=== What needs to be done ===
Before the records below, reproduce without alteration the lines running from the line containing "Patent image size: (727, 899)." to the line containing "The second working electrode 224 is", inclusive of both.

=== Provided records ===
— Begin —

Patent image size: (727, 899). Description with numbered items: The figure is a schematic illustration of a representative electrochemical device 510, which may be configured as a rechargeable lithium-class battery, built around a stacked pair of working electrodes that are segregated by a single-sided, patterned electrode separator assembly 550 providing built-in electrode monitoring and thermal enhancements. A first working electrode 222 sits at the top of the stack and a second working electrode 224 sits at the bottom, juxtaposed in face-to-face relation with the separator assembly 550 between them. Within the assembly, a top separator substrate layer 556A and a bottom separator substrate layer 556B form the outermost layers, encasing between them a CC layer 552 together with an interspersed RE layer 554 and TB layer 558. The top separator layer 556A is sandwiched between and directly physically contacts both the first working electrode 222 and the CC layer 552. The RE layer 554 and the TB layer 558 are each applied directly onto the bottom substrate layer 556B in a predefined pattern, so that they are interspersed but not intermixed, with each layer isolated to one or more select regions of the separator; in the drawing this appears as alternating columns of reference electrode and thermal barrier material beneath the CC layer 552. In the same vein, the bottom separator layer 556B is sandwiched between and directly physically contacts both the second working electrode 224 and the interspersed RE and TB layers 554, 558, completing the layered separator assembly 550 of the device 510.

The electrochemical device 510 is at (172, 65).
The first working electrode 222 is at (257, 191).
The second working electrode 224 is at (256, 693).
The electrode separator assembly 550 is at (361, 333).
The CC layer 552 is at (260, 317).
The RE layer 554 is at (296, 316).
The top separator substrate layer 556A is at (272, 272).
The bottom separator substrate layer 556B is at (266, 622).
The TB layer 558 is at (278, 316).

— End —
— Begin —

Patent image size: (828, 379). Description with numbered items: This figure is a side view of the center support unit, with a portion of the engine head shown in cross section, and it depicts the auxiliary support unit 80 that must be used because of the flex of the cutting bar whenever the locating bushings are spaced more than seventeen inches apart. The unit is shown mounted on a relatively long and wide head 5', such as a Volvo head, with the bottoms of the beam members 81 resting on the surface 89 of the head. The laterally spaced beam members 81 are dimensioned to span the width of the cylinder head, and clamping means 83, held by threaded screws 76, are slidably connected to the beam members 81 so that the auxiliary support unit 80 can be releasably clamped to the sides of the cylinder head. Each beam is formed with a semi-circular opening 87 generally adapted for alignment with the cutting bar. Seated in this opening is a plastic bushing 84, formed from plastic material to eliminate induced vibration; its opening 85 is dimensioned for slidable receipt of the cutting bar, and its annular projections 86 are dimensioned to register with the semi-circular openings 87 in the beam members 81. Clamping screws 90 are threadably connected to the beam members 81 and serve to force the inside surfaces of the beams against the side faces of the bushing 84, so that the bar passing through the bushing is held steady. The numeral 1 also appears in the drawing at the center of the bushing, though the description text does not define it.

— End —

=== Written answer ===
Patent image size: (727, 899). Description with numbered items: The figure is a schematic illustration of a representative electrochemical device 510, which may be configured as a rechargeable lithium-class battery, built around a stacked pair of working electrodes that are segregated by a single-sided, patterned electrode separator assembly 550 providing built-in electrode monitoring and thermal enhancements. A first working electrode 222 sits at the top of the stack and a second working electrode 224 sits at the bottom, juxtaposed in face-to-face relation with the separator assembly 550 between them. Within the assembly, a top separator substrate layer 556A and a bottom separator substrate layer 556B form the outermost layers, encasing between them a CC layer 552 together with an interspersed RE layer 554 and TB layer 558. The top separator layer 556A is sandwiched between and directly physically contacts both the first working electrode 222 and the CC layer 552. The RE layer 554 and the TB layer 558 are each applied directly onto the bottom substrate layer 556B in a predefined pattern, so that they are interspersed but not intermixed, with each layer isolated to one or more select regions of the separator; in the drawing this appears as alternating columns of reference electrode and thermal barrier material beneath the CC layer 552. In the same vein, the bottom separator layer 556B is sandwiched between and directly physically contacts both the second working electrode 224 and the interspersed RE and TB layers 554, 558, completing the layered separator assembly 550 of the device 510.

The electrochemical device 510 is at (172, 65).
The first working electrode 222 is at (257, 191).
The second working electrode 224 is at (256, 693).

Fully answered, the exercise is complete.